(Stored data entries)
....
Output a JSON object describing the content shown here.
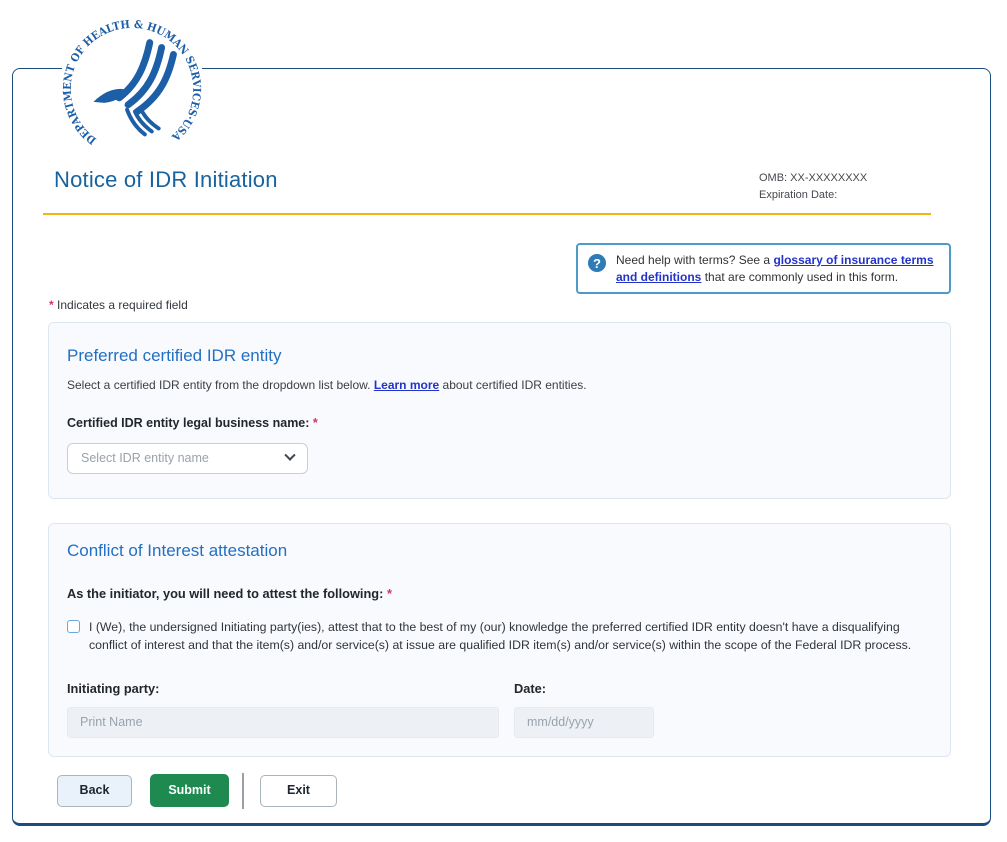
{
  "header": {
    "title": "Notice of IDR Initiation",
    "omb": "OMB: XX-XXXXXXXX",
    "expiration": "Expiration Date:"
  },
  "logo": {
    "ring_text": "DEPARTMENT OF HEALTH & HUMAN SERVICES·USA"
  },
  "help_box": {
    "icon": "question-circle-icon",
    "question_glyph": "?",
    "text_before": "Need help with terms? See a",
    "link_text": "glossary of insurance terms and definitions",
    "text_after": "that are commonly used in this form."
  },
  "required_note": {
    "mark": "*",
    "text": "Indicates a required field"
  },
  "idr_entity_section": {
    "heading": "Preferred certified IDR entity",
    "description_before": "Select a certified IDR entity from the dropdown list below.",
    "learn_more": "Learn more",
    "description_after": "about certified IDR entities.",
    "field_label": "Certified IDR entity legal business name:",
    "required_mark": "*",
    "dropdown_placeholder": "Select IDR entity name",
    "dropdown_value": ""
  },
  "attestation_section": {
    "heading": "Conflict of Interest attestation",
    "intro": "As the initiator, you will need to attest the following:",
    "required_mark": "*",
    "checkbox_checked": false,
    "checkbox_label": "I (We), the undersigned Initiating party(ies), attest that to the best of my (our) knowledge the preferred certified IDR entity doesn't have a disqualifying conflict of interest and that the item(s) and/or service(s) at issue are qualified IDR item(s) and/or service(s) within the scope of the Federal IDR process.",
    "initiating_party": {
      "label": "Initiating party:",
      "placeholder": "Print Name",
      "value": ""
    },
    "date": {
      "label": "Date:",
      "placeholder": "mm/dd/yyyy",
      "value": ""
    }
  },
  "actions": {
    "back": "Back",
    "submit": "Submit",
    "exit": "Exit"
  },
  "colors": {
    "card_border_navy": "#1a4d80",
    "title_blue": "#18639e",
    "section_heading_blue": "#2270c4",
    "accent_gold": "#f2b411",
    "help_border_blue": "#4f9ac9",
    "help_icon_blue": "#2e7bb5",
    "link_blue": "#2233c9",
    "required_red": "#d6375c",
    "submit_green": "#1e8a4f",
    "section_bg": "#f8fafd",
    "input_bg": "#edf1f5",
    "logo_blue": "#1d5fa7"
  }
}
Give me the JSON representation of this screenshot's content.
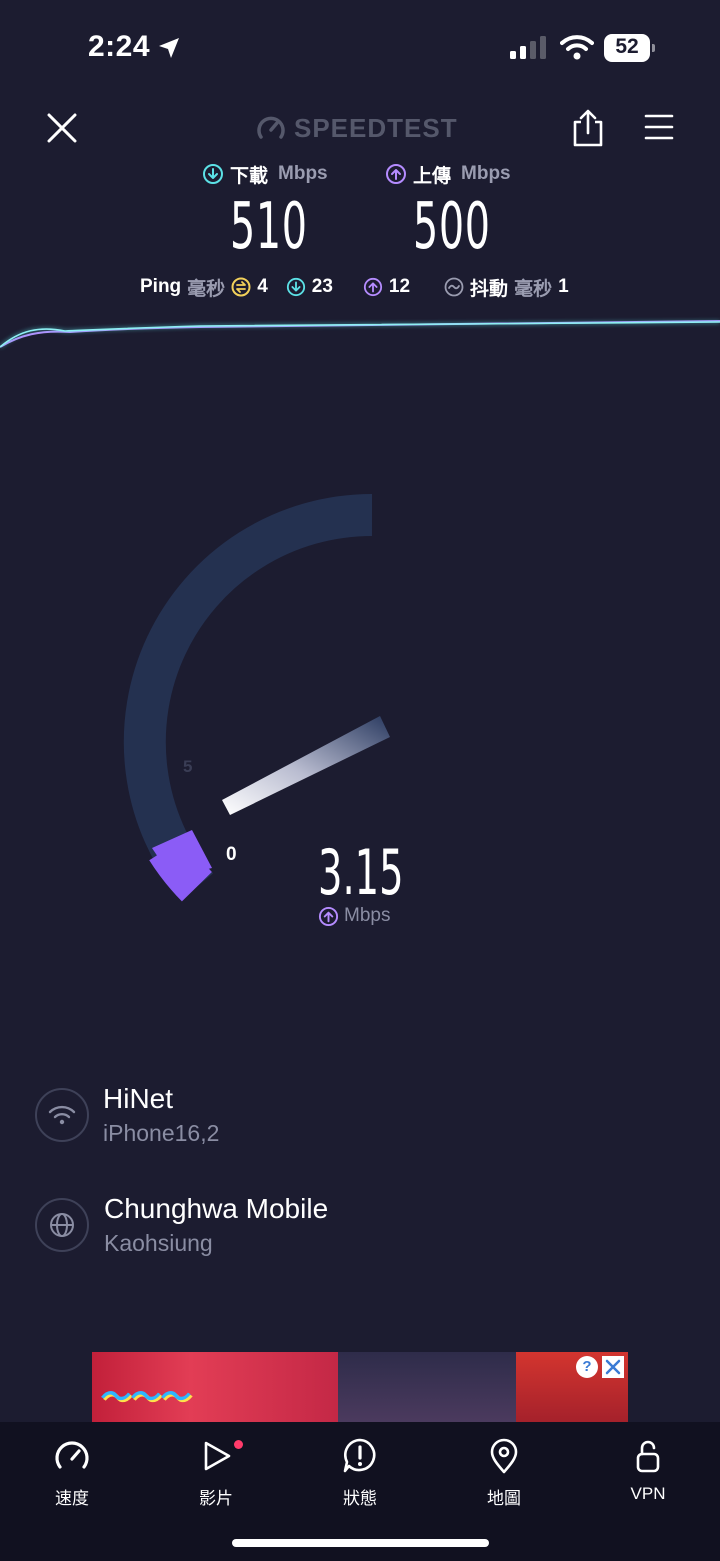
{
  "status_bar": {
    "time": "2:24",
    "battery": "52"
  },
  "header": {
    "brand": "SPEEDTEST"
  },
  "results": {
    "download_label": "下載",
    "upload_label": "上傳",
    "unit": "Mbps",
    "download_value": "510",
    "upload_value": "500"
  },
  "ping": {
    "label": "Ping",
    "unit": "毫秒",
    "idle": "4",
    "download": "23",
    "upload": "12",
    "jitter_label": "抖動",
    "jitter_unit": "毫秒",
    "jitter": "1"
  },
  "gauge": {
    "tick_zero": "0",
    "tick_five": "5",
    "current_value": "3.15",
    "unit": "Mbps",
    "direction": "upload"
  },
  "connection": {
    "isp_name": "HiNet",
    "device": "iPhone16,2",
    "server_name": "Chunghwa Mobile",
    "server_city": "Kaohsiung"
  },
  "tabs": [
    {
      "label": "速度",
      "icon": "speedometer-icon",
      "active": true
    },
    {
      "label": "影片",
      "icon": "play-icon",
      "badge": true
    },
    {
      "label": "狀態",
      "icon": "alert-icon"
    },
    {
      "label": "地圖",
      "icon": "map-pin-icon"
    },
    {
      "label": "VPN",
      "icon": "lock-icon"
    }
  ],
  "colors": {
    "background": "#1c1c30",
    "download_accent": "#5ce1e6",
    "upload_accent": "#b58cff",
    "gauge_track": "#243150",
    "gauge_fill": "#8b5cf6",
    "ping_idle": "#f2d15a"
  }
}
....
### DESCRIPTION OF THE TASK:
Leave the pictures out, and reproduce only the lines from the line holding "Give me the" through the last line of the material, both included.

### RESULT:
Give me the JSON representation of this screenshot's content.
{
  "status_bar": {
    "time": "2:24",
    "battery": "52"
  },
  "header": {
    "brand": "SPEEDTEST"
  },
  "results": {
    "download_label": "下載",
    "upload_label": "上傳",
    "unit": "Mbps",
    "download_value": "510",
    "upload_value": "500"
  },
  "ping": {
    "label": "Ping",
    "unit": "毫秒",
    "idle": "4",
    "download": "23",
    "upload": "12",
    "jitter_label": "抖動",
    "jitter_unit": "毫秒",
    "jitter": "1"
  },
  "gauge": {
    "tick_zero": "0",
    "tick_five": "5",
    "current_value": "3.15",
    "unit": "Mbps",
    "direction": "upload"
  },
  "connection": {
    "isp_name": "HiNet",
    "device": "iPhone16,2",
    "server_name": "Chunghwa Mobile",
    "server_city": "Kaohsiung"
  },
  "tabs": [
    {
      "label": "速度",
      "icon": "speedometer-icon",
      "active": true
    },
    {
      "label": "影片",
      "icon": "play-icon",
      "badge": true
    },
    {
      "label": "狀態",
      "icon": "alert-icon"
    },
    {
      "label": "地圖",
      "icon": "map-pin-icon"
    },
    {
      "label": "VPN",
      "icon": "lock-icon"
    }
  ],
  "colors": {
    "background": "#1c1c30",
    "download_accent": "#5ce1e6",
    "upload_accent": "#b58cff",
    "gauge_track": "#243150",
    "gauge_fill": "#8b5cf6",
    "ping_idle": "#f2d15a"
  }
}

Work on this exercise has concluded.